- _Task directions_
All entries below are to be set down again, identical to the source.

- _Given entries_
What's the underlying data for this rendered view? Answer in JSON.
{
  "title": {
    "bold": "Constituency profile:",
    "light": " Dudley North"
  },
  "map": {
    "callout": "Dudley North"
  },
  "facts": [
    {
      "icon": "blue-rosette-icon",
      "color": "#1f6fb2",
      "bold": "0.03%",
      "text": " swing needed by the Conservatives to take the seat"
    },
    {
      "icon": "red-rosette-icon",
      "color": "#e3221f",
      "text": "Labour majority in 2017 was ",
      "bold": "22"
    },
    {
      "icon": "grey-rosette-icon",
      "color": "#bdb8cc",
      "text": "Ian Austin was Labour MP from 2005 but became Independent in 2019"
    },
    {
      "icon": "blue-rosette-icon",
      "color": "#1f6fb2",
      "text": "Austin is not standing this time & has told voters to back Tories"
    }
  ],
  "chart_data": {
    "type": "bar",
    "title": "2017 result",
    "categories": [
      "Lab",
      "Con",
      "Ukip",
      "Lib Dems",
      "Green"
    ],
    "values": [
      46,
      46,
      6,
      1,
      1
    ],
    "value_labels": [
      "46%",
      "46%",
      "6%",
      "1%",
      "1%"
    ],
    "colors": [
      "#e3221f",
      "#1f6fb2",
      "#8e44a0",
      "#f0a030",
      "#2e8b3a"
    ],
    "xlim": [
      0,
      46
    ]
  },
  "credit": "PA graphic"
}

- _The reply_
What's the underlying data for this rendered view? Answer in JSON.
{
  "title": {
    "bold": "Constituency profile:",
    "light": " Dudley North"
  },
  "map": {
    "callout": "Dudley North"
  },
  "facts": [
    {
      "icon": "blue-rosette-icon",
      "color": "#1f6fb2",
      "bold": "0.03%",
      "text": " swing needed by the Conservatives to take the seat"
    },
    {
      "icon": "red-rosette-icon",
      "color": "#e3221f",
      "text": "Labour majority in 2017 was ",
      "bold": "22"
    },
    {
      "icon": "grey-rosette-icon",
      "color": "#bdb8cc",
      "text": "Ian Austin was Labour MP from 2005 but became Independent in 2019"
    },
    {
      "icon": "blue-rosette-icon",
      "color": "#1f6fb2",
      "text": "Austin is not standing this time & has told voters to back Tories"
    }
  ],
  "chart_data": {
    "type": "bar",
    "title": "2017 result",
    "categories": [
      "Lab",
      "Con",
      "Ukip",
      "Lib Dems",
      "Green"
    ],
    "values": [
      46,
      46,
      6,
      1,
      1
    ],
    "value_labels": [
      "46%",
      "46%",
      "6%",
      "1%",
      "1%"
    ],
    "colors": [
      "#e3221f",
      "#1f6fb2",
      "#8e44a0",
      "#f0a030",
      "#2e8b3a"
    ],
    "xlim": [
      0,
      46
    ]
  },
  "credit": "PA graphic"
}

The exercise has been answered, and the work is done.